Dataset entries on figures
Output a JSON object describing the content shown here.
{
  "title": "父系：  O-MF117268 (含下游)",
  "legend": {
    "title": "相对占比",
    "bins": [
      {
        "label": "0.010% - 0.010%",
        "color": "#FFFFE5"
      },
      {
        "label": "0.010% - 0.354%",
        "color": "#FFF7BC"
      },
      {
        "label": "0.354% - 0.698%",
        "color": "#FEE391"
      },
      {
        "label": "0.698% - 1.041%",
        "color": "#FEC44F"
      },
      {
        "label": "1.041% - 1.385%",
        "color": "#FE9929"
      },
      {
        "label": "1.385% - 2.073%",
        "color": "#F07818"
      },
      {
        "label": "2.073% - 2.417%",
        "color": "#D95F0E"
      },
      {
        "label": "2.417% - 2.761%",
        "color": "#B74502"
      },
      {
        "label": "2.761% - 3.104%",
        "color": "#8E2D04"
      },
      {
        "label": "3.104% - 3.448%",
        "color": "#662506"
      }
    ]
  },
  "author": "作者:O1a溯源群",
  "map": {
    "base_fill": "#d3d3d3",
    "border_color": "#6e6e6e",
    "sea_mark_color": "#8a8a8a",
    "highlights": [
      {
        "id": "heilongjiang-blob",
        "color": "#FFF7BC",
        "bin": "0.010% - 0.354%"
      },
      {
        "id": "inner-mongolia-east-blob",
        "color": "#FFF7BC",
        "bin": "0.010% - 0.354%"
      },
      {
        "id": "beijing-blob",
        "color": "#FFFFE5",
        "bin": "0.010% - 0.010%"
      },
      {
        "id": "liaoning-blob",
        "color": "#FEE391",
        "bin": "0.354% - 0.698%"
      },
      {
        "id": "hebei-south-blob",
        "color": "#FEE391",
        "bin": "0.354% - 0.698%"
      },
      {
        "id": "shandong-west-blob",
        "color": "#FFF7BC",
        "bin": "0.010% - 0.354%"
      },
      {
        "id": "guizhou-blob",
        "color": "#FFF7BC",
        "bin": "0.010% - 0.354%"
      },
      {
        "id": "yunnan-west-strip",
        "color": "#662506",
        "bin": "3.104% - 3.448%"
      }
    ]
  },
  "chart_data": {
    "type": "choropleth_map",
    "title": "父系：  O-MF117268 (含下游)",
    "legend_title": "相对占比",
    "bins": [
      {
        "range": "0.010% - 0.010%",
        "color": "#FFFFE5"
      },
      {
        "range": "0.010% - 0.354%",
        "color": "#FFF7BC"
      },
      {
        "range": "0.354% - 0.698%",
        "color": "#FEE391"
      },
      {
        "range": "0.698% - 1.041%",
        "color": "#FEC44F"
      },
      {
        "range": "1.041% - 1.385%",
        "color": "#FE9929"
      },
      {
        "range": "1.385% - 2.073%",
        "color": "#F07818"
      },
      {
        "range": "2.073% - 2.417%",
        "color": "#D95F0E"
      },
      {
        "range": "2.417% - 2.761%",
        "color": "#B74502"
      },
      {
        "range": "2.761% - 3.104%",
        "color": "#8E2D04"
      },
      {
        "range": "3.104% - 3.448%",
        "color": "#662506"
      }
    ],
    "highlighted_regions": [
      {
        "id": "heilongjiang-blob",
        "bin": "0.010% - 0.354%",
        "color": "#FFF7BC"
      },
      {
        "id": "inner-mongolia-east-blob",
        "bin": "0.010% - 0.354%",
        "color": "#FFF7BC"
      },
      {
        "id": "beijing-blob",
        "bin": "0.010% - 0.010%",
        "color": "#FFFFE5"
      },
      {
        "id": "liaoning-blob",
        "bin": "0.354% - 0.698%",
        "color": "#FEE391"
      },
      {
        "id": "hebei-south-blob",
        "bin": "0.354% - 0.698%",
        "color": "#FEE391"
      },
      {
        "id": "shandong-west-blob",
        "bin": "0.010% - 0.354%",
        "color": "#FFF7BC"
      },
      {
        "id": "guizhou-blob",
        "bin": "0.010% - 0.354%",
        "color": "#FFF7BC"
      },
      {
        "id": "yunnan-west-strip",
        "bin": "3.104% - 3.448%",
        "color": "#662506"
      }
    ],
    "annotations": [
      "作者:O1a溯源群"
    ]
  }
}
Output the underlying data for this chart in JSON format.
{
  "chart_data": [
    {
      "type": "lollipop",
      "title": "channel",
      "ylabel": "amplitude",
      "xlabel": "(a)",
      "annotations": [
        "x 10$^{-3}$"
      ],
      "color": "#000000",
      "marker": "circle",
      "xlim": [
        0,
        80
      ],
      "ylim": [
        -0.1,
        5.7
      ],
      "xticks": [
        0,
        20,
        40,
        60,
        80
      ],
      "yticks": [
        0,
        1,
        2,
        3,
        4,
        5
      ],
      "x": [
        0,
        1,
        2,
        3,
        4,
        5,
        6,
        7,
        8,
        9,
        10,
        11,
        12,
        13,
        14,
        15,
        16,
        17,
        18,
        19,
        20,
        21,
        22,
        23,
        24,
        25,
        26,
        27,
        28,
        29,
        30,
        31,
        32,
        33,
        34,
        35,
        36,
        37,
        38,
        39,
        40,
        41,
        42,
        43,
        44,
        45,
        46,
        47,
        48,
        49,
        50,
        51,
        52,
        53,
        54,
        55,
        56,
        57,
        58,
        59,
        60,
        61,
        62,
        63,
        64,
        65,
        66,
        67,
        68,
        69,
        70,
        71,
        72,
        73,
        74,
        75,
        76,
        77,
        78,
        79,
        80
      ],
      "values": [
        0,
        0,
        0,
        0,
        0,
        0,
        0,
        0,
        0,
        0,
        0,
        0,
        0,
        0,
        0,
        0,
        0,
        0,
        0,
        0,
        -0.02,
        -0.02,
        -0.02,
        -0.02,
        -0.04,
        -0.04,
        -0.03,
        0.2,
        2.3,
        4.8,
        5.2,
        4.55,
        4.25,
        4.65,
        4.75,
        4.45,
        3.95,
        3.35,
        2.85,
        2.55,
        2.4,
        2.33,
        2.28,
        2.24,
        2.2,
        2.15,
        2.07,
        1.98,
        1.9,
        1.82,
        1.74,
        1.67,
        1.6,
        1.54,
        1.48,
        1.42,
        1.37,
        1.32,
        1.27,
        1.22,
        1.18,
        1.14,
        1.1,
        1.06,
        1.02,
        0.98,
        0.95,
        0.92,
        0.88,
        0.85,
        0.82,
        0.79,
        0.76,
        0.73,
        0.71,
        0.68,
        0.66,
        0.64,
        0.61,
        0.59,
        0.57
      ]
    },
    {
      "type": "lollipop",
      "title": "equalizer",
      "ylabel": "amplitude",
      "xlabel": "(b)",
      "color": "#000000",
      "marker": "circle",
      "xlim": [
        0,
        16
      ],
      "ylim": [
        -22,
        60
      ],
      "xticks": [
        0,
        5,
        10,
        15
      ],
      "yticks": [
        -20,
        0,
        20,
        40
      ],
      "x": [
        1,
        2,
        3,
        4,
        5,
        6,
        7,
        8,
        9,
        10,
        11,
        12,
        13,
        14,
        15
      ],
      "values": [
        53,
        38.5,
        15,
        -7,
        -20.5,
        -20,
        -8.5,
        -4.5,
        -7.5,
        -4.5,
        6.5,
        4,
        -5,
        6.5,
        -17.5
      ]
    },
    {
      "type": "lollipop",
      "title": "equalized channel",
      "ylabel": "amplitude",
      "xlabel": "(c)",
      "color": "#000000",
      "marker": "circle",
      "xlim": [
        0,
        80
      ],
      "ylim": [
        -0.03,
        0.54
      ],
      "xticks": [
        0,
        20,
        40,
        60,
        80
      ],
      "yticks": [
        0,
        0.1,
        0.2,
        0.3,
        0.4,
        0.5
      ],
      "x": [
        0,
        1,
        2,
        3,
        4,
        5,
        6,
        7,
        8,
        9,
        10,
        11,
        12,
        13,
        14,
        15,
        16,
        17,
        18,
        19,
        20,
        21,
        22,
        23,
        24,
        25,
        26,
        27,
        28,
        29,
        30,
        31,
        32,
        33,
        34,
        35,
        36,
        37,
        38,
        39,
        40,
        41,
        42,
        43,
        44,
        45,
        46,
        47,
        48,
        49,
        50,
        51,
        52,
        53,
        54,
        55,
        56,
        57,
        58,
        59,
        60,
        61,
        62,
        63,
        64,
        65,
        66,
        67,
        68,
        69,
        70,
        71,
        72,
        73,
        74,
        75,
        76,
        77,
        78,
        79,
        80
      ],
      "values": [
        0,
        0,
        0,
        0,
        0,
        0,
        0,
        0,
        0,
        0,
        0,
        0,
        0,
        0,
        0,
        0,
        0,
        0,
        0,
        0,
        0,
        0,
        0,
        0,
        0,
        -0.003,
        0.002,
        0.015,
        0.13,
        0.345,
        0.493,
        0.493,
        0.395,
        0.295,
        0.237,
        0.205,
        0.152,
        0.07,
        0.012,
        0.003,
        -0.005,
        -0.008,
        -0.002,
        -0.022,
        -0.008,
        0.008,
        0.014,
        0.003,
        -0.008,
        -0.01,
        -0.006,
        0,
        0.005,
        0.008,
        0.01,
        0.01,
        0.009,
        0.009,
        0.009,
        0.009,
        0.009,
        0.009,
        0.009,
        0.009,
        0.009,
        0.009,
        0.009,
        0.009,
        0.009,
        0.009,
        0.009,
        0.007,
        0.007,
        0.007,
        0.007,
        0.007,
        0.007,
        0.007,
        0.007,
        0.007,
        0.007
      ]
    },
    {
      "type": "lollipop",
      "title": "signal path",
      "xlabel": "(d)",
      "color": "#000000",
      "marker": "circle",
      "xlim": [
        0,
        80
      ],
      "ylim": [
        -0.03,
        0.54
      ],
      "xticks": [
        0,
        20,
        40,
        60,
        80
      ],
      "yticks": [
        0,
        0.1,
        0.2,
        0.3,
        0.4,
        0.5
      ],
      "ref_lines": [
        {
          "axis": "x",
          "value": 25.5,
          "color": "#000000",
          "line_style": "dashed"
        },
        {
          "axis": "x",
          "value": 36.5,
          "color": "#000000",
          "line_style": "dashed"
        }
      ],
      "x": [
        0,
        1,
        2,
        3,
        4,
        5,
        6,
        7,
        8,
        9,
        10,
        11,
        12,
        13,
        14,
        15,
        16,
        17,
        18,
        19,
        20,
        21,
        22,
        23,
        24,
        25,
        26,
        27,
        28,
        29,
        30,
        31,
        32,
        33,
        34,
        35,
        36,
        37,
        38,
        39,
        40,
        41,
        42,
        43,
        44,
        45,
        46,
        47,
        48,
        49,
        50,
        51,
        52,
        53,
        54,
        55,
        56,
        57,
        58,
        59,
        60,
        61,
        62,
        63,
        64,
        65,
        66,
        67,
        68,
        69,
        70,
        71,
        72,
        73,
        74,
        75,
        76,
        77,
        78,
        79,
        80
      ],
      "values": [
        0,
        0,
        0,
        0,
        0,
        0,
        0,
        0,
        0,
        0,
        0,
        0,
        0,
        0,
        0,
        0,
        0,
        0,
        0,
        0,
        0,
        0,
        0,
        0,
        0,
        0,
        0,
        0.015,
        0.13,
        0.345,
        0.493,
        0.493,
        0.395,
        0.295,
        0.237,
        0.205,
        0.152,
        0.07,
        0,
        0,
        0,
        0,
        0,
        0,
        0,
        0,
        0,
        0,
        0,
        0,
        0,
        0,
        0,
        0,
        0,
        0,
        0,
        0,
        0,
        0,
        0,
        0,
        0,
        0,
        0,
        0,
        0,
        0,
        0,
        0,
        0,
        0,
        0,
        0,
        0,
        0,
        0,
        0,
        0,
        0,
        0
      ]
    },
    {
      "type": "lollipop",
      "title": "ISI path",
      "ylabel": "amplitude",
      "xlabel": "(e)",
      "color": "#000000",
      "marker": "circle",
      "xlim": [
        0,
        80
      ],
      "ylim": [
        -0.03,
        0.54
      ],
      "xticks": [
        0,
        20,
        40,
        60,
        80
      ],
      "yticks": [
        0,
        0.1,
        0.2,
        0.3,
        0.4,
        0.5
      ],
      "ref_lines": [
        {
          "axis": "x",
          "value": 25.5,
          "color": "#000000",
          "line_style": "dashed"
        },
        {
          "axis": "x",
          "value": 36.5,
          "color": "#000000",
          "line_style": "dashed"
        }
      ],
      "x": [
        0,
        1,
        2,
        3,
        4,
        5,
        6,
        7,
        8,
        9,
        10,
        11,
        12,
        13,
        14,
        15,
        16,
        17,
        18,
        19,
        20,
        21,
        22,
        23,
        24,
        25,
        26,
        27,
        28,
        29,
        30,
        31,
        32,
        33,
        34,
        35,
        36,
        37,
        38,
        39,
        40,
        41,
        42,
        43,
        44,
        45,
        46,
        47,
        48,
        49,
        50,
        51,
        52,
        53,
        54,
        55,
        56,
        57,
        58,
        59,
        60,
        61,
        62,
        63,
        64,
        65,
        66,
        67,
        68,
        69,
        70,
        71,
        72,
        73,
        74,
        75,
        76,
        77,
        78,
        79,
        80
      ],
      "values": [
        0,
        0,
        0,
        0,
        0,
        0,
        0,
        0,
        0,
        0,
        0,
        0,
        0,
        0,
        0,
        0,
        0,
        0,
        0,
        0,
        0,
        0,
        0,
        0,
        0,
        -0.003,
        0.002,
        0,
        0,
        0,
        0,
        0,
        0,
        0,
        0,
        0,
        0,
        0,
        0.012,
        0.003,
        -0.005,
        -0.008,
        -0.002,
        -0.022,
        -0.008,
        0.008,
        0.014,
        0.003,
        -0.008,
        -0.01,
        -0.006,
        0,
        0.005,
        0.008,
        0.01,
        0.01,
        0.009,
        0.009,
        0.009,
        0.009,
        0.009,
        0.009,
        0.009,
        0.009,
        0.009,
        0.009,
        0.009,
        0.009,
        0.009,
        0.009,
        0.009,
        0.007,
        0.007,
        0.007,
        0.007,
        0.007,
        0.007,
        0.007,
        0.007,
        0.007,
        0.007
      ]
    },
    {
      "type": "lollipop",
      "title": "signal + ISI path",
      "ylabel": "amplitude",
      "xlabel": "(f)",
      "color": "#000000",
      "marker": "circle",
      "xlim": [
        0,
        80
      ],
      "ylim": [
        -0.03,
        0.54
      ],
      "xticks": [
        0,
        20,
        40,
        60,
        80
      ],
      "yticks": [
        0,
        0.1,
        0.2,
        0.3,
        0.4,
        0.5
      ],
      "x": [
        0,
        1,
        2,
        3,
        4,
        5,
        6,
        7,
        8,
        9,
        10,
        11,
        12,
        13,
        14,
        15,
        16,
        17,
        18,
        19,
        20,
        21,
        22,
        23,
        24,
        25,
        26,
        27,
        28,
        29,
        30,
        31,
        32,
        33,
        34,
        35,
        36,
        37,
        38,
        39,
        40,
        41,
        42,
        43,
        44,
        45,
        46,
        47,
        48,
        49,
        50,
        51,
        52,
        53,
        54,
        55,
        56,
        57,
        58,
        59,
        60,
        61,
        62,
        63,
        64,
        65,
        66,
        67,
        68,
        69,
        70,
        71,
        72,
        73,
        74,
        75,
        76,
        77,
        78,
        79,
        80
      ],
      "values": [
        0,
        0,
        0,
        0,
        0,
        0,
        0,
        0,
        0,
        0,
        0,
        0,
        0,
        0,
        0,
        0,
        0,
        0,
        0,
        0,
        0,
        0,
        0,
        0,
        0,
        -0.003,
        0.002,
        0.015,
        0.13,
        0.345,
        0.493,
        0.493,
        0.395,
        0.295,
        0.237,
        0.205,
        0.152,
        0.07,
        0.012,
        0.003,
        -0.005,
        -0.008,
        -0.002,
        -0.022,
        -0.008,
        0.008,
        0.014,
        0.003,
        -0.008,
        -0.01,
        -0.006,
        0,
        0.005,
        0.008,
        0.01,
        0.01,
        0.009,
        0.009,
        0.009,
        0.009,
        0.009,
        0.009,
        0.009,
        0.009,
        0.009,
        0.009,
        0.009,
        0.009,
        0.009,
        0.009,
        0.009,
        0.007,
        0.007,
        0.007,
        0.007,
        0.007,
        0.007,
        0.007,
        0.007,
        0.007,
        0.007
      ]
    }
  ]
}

DIRECTION – Track down every line of the material containing the string "Output", and copy it.

FINISHED ANSWER –
Output a JSON object describing the content shown here.
Output the underlying data for this chart in JSON format.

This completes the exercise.